WHAT TO PRODUCE:
Where does the string "competencias" appear in the records? Copy every line that contains it.

SUPPLIED RECORDS:

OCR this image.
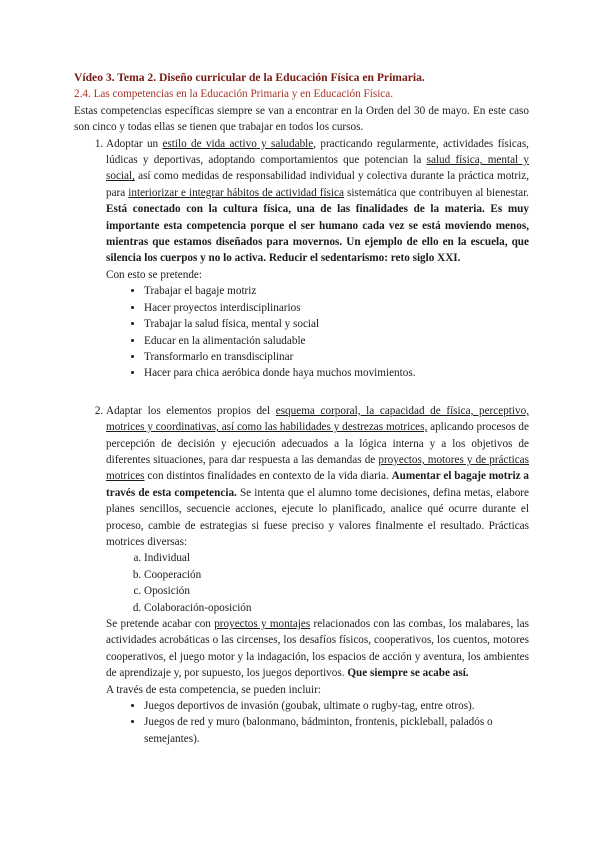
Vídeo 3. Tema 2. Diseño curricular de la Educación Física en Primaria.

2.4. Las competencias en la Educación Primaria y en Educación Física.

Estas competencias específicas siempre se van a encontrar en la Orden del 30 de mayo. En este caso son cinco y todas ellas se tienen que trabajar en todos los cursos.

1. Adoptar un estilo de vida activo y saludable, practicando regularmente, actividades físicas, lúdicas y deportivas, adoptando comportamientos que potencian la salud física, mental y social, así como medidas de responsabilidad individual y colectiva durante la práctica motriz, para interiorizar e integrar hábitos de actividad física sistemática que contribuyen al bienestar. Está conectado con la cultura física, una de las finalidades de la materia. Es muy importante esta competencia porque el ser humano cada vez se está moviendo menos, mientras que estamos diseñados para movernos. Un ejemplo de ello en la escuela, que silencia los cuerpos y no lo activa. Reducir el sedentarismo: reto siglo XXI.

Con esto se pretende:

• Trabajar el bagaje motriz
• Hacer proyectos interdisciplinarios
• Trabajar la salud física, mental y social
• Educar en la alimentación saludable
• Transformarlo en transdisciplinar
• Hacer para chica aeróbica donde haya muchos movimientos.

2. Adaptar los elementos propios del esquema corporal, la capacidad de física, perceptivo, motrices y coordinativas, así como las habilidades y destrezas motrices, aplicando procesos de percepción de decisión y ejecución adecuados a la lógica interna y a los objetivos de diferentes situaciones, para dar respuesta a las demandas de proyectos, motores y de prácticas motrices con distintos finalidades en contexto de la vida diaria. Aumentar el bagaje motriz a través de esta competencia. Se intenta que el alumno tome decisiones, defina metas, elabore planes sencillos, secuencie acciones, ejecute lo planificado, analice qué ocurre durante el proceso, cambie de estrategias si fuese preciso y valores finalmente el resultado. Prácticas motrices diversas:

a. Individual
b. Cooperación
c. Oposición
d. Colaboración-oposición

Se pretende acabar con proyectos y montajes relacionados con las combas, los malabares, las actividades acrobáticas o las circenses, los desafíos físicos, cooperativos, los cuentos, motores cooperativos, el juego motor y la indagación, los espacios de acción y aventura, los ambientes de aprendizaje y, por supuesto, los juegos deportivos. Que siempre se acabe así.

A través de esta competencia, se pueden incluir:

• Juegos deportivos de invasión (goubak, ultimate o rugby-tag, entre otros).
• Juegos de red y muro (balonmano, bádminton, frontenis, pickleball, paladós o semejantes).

RESPONSE FOR THIS EXERCISE:
2.4. Las competencias en la Educación Primaria y en Educación Física.
Estas competencias específicas siempre se van a encontrar en la Orden del 30 de mayo. En este caso son cinco y todas ellas se tienen que trabajar en todos los cursos.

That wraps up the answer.